Write out every entry exactly as it stands.

-- Start Dataset excerpts --

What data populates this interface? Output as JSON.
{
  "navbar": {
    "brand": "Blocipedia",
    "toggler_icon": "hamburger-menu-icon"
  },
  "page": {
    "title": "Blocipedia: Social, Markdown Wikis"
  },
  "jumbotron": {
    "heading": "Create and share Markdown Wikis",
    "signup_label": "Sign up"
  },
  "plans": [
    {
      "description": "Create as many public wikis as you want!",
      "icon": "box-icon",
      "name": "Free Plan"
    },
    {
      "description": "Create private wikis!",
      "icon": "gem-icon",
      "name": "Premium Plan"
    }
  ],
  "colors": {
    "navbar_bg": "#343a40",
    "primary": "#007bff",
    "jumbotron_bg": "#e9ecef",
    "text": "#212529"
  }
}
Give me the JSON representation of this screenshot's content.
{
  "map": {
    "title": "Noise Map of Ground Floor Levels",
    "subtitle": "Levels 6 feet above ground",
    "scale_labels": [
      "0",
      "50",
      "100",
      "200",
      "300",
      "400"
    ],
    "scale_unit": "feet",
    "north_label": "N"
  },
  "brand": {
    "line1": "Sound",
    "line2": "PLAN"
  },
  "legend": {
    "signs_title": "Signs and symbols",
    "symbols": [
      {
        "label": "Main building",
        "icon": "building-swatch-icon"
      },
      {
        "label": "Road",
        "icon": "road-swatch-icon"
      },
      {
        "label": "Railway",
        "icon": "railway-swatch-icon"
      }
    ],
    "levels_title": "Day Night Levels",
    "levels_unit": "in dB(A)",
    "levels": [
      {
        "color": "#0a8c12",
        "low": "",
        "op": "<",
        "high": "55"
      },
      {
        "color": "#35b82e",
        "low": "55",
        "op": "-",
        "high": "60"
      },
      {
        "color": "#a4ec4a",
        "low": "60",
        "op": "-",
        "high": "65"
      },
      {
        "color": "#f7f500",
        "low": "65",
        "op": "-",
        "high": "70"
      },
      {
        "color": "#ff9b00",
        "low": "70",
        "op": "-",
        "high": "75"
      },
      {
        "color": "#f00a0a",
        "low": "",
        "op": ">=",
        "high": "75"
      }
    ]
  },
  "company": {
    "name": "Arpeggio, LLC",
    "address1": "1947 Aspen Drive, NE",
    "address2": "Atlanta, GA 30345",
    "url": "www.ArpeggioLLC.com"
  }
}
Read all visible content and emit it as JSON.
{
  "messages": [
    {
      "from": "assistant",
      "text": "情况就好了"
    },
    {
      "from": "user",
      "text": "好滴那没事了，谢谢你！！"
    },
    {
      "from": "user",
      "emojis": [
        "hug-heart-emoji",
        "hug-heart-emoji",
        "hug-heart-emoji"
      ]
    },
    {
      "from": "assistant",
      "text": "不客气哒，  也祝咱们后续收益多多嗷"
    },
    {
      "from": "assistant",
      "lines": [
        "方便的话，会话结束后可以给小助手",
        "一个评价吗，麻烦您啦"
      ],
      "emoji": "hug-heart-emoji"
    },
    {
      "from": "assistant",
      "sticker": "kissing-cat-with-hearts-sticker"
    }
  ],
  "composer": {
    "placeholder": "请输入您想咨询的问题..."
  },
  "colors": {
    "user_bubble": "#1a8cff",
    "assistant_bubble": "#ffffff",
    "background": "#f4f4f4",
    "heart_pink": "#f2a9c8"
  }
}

-- End Dataset excerpts --

*Full answer*:
What data populates this interface? Output as JSON.
{
  "navbar": {
    "brand": "Blocipedia",
    "toggler_icon": "hamburger-menu-icon"
  },
  "page": {
    "title": "Blocipedia: Social, Markdown Wikis"
  },
  "jumbotron": {
    "heading": "Create and share Markdown Wikis",
    "signup_label": "Sign up"
  },
  "plans": [
    {
      "description": "Create as many public wikis as you want!",
      "icon": "box-icon",
      "name": "Free Plan"
    },
    {
      "description": "Create private wikis!",
      "icon": "gem-icon",
      "name": "Premium Plan"
    }
  ],
  "colors": {
    "navbar_bg": "#343a40",
    "primary": "#007bff",
    "jumbotron_bg": "#e9ecef",
    "text": "#212529"
  }
}
Give me the JSON representation of this screenshot's content.
{
  "map": {
    "title": "Noise Map of Ground Floor Levels",
    "subtitle": "Levels 6 feet above ground",
    "scale_labels": [
      "0",
      "50",
      "100",
      "200",
      "300",
      "400"
    ],
    "scale_unit": "feet",
    "north_label": "N"
  },
  "brand": {
    "line1": "Sound",
    "line2": "PLAN"
  },
  "legend": {
    "signs_title": "Signs and symbols",
    "symbols": [
      {
        "label": "Main building",
        "icon": "building-swatch-icon"
      },
      {
        "label": "Road",
        "icon": "road-swatch-icon"
      },
      {
        "label": "Railway",
        "icon": "railway-swatch-icon"
      }
    ],
    "levels_title": "Day Night Levels",
    "levels_unit": "in dB(A)",
    "levels": [
      {
        "color": "#0a8c12",
        "low": "",
        "op": "<",
        "high": "55"
      },
      {
        "color": "#35b82e",
        "low": "55",
        "op": "-",
        "high": "60"
      },
      {
        "color": "#a4ec4a",
        "low": "60",
        "op": "-",
        "high": "65"
      },
      {
        "color": "#f7f500",
        "low": "65",
        "op": "-",
        "high": "70"
      },
      {
        "color": "#ff9b00",
        "low": "70",
        "op": "-",
        "high": "75"
      },
      {
        "color": "#f00a0a",
        "low": "",
        "op": ">=",
        "high": "75"
      }
    ]
  },
  "company": {
    "name": "Arpeggio, LLC",
    "address1": "1947 Aspen Drive, NE",
    "address2": "Atlanta, GA 30345",
    "url": "www.ArpeggioLLC.com"
  }
}
Read all visible content and emit it as JSON.
{
  "messages": [
    {
      "from": "assistant",
      "text": "情况就好了"
    },
    {
      "from": "user",
      "text": "好滴那没事了，谢谢你！！"
    },
    {
      "from": "user",
      "emojis": [
        "hug-heart-emoji",
        "hug-heart-emoji",
        "hug-heart-emoji"
      ]
    },
    {
      "from": "assistant",
      "text": "不客气哒，  也祝咱们后续收益多多嗷"
    },
    {
      "from": "assistant",
      "lines": [
        "方便的话，会话结束后可以给小助手",
        "一个评价吗，麻烦您啦"
      ],
      "emoji": "hug-heart-emoji"
    },
    {
      "from": "assistant",
      "sticker": "kissing-cat-with-hearts-sticker"
    }
  ],
  "composer": {
    "placeholder": "请输入您想咨询的问题..."
  },
  "colors": {
    "user_bubble": "#1a8cff",
    "assistant_bubble": "#ffffff",
    "background": "#f4f4f4",
    "heart_pink": "#f2a9c8"
  }
}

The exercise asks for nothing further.